Work instructions - Pick out all lines of the entries that include the word "question" and copy them.

-*-*-

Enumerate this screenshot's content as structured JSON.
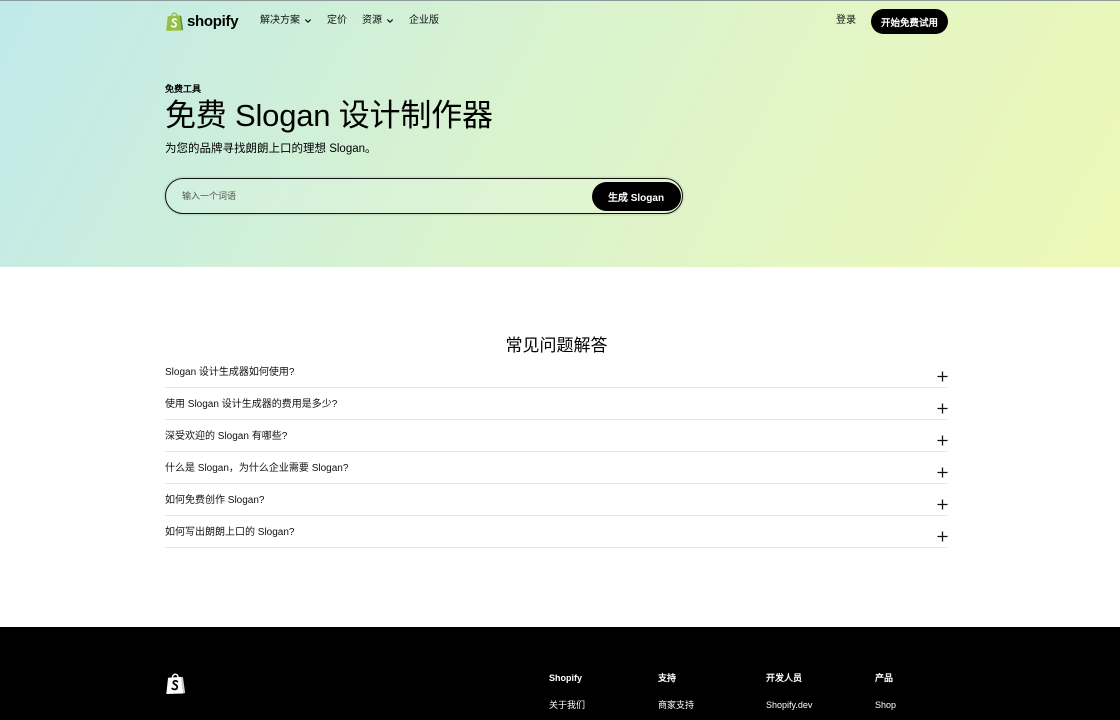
{
  "nav": {
    "logo_text": "shopify",
    "items": [
      {
        "label": "解决方案",
        "has_dropdown": true
      },
      {
        "label": "定价",
        "has_dropdown": false
      },
      {
        "label": "资源",
        "has_dropdown": true
      },
      {
        "label": "企业版",
        "has_dropdown": false
      }
    ],
    "login_label": "登录",
    "cta_label": "开始免费试用"
  },
  "hero": {
    "eyebrow": "免费工具",
    "title": "免费 Slogan 设计制作器",
    "subtitle": "为您的品牌寻找朗朗上口的理想 Slogan。",
    "search": {
      "placeholder": "输入一个词语",
      "button_label": "生成 Slogan"
    }
  },
  "faq": {
    "title": "常见问题解答",
    "items": [
      {
        "question": "Slogan 设计生成器如何使用?",
        "expanded": false
      },
      {
        "question": "使用 Slogan 设计生成器的费用是多少?",
        "expanded": false
      },
      {
        "question": "深受欢迎的 Slogan 有哪些?",
        "expanded": false
      },
      {
        "question": "什么是 Slogan，为什么企业需要 Slogan?",
        "expanded": false
      },
      {
        "question": "如何免费创作 Slogan?",
        "expanded": false
      },
      {
        "question": "如何写出朗朗上口的 Slogan?",
        "expanded": false
      }
    ]
  },
  "footer": {
    "columns": [
      {
        "heading": "Shopify",
        "links": [
          "关于我们"
        ]
      },
      {
        "heading": "支持",
        "links": [
          "商家支持"
        ]
      },
      {
        "heading": "开发人员",
        "links": [
          "Shopify.dev"
        ]
      },
      {
        "heading": "产品",
        "links": [
          "Shop"
        ]
      }
    ]
  },
  "icons": {
    "logo": "shopify-bag-icon",
    "nav_dropdown": "chevron-down-icon",
    "faq_toggle": "plus-icon",
    "footer_logo": "shopify-bag-icon"
  },
  "colors": {
    "brand_green": "#95BF47",
    "brand_green_dark": "#5E8E3E",
    "ink": "#000000",
    "cta_bg": "#000000",
    "footer_bg": "#000000",
    "divider": "#e6e6e6",
    "hero_gradient_start": "#bfe9ea",
    "hero_gradient_mid": "#d9f3cf",
    "hero_gradient_end": "#eef8b6"
  }
}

-*-*-

Output below -
        "question": "Slogan 设计生成器如何使用?",
        "question": "使用 Slogan 设计生成器的费用是多少?",
        "question": "深受欢迎的 Slogan 有哪些?",
        "question": "什么是 Slogan，为什么企业需要 Slogan?",
        "question": "如何免费创作 Slogan?",
        "question": "如何写出朗朗上口的 Slogan?",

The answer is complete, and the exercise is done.